▶ **Prompt**: Count how many lines in the material below hold the word "故正确答案为"; the reply is that number alone.

====== Rows ======

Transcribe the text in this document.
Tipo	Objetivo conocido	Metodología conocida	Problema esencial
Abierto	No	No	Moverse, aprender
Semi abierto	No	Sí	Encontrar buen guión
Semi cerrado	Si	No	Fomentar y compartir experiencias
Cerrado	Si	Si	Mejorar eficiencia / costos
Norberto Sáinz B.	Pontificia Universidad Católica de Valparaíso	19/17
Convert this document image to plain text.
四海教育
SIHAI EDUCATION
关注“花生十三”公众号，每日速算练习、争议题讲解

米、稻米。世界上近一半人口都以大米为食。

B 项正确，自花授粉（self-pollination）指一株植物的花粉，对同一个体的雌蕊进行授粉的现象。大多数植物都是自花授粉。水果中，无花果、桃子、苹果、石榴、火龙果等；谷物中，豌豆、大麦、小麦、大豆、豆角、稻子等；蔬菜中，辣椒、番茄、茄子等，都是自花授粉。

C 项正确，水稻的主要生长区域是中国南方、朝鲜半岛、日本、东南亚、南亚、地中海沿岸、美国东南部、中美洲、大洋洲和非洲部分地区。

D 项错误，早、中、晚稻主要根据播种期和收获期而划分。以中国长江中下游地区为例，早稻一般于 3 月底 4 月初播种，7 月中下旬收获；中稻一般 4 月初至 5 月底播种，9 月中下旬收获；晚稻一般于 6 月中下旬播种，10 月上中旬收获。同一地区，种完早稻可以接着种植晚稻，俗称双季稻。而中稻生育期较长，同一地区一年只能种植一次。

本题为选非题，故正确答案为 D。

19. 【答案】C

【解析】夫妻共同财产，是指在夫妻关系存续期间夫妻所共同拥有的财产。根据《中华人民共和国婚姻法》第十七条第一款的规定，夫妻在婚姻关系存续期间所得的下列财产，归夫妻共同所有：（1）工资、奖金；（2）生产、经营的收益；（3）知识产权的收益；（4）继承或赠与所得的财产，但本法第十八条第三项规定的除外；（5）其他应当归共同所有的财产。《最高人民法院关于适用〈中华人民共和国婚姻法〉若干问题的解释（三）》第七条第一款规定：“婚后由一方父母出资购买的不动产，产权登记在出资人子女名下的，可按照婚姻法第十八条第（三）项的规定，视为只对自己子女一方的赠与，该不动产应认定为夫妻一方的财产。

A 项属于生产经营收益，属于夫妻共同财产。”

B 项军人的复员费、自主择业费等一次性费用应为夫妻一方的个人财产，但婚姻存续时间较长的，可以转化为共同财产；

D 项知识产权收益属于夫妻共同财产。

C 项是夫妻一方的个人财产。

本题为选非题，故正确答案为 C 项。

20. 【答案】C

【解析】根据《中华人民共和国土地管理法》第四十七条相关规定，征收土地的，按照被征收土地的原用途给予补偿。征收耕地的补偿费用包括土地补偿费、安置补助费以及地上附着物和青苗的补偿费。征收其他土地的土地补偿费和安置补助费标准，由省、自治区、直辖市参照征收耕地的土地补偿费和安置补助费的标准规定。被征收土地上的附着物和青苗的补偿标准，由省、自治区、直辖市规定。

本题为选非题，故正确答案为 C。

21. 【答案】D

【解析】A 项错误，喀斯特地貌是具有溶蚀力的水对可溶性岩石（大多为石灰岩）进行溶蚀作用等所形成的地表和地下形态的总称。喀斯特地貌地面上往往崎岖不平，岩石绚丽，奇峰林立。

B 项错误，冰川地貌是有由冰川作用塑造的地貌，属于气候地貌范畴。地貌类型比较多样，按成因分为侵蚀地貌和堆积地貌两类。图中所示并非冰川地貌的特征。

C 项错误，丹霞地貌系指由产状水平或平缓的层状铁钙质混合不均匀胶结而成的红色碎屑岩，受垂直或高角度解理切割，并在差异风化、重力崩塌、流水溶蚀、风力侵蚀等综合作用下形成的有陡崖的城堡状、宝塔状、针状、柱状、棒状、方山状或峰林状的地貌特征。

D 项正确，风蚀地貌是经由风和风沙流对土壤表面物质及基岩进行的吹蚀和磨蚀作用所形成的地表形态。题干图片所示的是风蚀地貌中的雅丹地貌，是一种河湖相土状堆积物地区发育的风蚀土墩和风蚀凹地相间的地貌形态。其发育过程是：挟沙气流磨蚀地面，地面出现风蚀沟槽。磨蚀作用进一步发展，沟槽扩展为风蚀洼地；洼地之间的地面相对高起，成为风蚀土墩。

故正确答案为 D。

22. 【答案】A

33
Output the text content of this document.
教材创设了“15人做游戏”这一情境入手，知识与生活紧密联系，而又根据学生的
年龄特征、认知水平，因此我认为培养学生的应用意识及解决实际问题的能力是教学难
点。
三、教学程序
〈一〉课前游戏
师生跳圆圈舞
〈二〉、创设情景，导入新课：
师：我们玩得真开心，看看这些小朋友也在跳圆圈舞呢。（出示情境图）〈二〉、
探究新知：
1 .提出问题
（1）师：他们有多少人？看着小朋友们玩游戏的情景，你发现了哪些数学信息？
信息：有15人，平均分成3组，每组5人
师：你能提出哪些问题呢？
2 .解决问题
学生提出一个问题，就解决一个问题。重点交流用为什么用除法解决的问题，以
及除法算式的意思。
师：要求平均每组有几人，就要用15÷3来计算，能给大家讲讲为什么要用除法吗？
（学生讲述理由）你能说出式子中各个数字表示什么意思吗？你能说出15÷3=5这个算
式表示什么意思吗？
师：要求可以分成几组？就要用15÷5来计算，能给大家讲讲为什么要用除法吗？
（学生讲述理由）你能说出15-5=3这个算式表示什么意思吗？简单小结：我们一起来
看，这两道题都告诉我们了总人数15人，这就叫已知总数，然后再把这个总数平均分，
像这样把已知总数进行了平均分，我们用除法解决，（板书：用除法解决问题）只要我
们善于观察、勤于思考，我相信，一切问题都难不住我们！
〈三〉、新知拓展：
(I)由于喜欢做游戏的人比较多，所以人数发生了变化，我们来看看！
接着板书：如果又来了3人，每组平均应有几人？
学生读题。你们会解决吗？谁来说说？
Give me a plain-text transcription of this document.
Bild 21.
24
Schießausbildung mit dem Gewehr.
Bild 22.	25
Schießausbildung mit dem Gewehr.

======

▶ **Reply to the exercise**: 4